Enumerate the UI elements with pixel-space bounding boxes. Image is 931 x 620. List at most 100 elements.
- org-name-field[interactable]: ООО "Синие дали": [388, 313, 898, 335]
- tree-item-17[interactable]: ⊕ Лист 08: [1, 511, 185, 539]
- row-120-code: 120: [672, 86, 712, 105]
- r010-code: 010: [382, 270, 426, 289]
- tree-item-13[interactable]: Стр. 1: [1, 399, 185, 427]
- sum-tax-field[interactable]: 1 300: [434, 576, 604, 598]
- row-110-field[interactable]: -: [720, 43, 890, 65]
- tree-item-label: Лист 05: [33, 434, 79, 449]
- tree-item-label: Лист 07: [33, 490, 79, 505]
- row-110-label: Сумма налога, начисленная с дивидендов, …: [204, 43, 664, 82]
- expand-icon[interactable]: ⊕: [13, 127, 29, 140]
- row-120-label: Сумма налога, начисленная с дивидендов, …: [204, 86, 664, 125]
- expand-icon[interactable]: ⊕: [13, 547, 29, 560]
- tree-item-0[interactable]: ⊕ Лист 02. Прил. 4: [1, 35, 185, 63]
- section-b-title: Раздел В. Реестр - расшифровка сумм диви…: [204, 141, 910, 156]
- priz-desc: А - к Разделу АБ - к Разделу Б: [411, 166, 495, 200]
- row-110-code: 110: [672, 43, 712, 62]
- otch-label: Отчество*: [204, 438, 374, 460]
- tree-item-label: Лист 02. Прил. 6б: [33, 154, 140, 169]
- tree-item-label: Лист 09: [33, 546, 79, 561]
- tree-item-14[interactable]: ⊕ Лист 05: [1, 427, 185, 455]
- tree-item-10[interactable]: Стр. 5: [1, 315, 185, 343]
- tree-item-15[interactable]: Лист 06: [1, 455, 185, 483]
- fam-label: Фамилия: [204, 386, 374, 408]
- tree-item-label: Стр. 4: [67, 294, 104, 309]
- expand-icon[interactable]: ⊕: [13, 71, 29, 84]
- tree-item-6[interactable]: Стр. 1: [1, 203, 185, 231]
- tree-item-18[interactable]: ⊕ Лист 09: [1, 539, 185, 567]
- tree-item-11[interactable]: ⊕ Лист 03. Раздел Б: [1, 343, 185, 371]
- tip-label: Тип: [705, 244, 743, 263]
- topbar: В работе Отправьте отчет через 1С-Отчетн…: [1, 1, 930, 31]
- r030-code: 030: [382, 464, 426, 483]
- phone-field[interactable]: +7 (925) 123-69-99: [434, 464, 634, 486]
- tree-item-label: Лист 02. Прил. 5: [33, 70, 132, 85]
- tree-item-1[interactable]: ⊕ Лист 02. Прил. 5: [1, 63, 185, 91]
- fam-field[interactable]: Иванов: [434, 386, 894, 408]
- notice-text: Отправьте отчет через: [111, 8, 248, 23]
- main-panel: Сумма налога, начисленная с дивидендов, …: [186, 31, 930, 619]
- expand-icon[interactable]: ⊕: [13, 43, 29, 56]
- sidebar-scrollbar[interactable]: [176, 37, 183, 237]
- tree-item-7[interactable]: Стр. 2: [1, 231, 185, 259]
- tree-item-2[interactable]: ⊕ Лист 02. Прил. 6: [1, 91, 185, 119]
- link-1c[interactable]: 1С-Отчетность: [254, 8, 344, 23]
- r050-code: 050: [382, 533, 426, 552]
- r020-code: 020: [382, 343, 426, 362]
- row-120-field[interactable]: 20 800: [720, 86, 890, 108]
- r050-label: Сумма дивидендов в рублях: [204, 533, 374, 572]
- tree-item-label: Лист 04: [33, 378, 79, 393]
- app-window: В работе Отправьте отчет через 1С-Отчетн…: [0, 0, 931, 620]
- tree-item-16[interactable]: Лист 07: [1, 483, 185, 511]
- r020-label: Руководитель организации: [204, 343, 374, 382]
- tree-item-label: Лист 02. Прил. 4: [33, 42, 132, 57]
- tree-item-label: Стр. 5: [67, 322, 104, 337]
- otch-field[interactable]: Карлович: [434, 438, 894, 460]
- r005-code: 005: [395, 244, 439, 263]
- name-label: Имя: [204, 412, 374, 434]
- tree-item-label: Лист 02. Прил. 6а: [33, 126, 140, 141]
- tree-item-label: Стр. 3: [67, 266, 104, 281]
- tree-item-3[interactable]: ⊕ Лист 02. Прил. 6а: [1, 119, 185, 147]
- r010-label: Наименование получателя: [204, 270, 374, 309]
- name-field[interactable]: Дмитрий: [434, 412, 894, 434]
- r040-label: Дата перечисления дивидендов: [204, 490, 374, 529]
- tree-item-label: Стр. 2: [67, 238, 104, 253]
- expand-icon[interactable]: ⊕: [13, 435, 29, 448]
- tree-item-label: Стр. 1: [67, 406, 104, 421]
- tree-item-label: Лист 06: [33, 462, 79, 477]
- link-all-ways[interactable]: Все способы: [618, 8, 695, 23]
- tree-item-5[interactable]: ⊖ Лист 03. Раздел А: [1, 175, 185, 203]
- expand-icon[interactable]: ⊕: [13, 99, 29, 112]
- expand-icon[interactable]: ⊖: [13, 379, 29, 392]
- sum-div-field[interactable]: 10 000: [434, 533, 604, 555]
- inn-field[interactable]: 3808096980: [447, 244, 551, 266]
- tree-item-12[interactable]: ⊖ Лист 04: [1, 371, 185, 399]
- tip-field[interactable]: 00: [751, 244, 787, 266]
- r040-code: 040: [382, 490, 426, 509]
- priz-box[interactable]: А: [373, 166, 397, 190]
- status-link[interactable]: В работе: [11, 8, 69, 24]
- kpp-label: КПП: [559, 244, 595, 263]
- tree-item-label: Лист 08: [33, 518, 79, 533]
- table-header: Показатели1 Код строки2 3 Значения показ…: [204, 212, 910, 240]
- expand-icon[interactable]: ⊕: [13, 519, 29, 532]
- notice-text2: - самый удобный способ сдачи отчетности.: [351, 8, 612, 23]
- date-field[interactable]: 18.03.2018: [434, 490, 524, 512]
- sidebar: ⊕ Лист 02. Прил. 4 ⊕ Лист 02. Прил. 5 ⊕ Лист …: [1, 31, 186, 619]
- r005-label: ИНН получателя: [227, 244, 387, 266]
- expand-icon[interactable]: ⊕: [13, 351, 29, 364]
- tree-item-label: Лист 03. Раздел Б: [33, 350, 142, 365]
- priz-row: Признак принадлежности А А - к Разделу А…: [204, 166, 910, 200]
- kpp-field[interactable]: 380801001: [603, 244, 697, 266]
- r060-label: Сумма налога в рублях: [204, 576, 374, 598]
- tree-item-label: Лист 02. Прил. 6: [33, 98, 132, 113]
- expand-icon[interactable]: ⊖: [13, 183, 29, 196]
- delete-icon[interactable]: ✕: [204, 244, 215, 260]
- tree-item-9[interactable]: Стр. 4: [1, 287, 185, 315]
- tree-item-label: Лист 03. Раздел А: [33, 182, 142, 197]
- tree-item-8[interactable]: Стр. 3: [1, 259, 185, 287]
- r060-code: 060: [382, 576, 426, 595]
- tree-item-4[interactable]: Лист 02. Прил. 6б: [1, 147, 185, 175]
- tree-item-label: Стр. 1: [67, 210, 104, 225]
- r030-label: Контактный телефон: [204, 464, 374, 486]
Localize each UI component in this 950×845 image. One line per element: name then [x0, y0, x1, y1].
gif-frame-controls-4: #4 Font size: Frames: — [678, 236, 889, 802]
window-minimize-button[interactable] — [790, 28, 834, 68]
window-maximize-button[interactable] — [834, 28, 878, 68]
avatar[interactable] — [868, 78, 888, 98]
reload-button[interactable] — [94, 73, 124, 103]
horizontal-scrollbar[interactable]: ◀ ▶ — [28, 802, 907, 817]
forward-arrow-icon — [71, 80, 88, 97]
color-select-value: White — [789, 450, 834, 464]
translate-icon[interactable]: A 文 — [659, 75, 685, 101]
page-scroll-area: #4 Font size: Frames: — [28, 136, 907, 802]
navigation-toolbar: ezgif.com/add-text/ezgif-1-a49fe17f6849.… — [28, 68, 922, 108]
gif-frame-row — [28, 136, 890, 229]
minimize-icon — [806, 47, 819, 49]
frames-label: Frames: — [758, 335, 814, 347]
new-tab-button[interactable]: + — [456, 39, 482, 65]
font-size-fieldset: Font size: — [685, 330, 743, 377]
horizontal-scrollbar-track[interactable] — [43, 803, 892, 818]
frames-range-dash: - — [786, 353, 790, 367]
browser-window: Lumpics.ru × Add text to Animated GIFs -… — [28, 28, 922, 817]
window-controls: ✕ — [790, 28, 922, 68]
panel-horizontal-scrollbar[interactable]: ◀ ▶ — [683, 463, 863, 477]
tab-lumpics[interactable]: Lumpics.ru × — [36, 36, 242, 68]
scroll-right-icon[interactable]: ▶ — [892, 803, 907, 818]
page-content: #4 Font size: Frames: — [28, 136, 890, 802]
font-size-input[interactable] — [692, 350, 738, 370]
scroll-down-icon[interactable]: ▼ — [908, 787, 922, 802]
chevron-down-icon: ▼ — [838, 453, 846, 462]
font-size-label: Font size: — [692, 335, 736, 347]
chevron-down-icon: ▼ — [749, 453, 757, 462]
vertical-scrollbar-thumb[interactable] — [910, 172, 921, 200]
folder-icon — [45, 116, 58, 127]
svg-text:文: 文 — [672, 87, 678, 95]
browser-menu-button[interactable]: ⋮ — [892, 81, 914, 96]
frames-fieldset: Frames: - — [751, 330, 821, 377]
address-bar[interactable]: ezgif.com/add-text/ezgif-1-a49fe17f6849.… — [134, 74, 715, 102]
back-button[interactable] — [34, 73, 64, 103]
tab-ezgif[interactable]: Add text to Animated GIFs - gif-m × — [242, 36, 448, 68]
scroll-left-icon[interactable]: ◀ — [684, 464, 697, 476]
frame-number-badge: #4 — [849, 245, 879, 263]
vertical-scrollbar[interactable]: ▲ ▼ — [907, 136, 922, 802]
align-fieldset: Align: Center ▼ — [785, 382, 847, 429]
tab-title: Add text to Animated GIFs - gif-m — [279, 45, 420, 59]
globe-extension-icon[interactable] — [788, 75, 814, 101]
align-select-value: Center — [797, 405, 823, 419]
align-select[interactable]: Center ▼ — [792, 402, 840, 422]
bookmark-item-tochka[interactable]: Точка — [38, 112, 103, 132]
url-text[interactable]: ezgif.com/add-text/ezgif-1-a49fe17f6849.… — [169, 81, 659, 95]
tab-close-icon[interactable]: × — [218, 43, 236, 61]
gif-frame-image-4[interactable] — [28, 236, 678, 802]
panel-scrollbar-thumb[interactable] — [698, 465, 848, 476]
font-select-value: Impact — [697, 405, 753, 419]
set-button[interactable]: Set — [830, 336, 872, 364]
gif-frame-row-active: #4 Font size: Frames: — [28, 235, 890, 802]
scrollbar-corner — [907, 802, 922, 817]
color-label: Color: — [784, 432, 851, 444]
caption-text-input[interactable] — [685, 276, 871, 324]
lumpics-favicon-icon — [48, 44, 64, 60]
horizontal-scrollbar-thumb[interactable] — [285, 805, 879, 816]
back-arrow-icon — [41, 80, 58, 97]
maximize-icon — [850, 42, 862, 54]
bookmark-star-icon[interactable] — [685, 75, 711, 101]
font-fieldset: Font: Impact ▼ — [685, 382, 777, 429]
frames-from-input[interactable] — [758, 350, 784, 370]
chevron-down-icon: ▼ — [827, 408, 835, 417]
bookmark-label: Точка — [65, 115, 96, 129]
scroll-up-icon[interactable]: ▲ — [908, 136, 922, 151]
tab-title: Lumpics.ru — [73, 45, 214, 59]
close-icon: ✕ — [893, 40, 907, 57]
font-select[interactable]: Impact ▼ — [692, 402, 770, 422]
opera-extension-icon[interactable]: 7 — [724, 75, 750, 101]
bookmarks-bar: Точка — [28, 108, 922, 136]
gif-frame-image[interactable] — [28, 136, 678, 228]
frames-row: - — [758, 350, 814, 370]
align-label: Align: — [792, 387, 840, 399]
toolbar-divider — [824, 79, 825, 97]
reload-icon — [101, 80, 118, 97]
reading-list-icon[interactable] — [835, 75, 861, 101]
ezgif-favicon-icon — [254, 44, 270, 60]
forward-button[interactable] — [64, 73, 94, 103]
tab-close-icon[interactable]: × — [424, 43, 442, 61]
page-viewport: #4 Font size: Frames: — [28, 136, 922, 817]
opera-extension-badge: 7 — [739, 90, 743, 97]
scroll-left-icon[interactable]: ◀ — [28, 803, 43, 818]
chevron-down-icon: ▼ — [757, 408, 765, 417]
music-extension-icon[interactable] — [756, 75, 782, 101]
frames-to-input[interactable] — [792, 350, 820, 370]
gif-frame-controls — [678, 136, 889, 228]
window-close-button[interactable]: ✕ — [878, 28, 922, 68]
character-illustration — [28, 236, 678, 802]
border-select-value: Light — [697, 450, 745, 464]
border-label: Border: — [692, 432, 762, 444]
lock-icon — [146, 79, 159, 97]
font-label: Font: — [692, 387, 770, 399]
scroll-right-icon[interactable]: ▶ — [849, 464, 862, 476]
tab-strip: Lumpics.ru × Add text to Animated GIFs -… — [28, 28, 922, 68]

Your task — Please print the listing verbatim from its first line through the line that contains "- fam-label: Фамилия: [204, 386, 374, 408]", including both of those lines.

The output —
Enumerate the UI elements with pixel-space bounding boxes. Image is 931 x 620. List at most 100 elements.
- org-name-field[interactable]: ООО "Синие дали": [388, 313, 898, 335]
- tree-item-17[interactable]: ⊕ Лист 08: [1, 511, 185, 539]
- row-120-code: 120: [672, 86, 712, 105]
- r010-code: 010: [382, 270, 426, 289]
- tree-item-13[interactable]: Стр. 1: [1, 399, 185, 427]
- sum-tax-field[interactable]: 1 300: [434, 576, 604, 598]
- row-110-field[interactable]: -: [720, 43, 890, 65]
- tree-item-label: Лист 05: [33, 434, 79, 449]
- tree-item-label: Лист 07: [33, 490, 79, 505]
- row-110-label: Сумма налога, начисленная с дивидендов, …: [204, 43, 664, 82]
- expand-icon[interactable]: ⊕: [13, 127, 29, 140]
- row-120-label: Сумма налога, начисленная с дивидендов, …: [204, 86, 664, 125]
- expand-icon[interactable]: ⊕: [13, 547, 29, 560]
- tree-item-0[interactable]: ⊕ Лист 02. Прил. 4: [1, 35, 185, 63]
- section-b-title: Раздел В. Реестр - расшифровка сумм диви…: [204, 141, 910, 156]
- priz-desc: А - к Разделу АБ - к Разделу Б: [411, 166, 495, 200]
- row-110-code: 110: [672, 43, 712, 62]
- otch-label: Отчество*: [204, 438, 374, 460]
- tree-item-label: Лист 02. Прил. 6б: [33, 154, 140, 169]
- tree-item-label: Лист 09: [33, 546, 79, 561]
- tree-item-14[interactable]: ⊕ Лист 05: [1, 427, 185, 455]
- tree-item-10[interactable]: Стр. 5: [1, 315, 185, 343]
- tree-item-15[interactable]: Лист 06: [1, 455, 185, 483]
- fam-label: Фамилия: [204, 386, 374, 408]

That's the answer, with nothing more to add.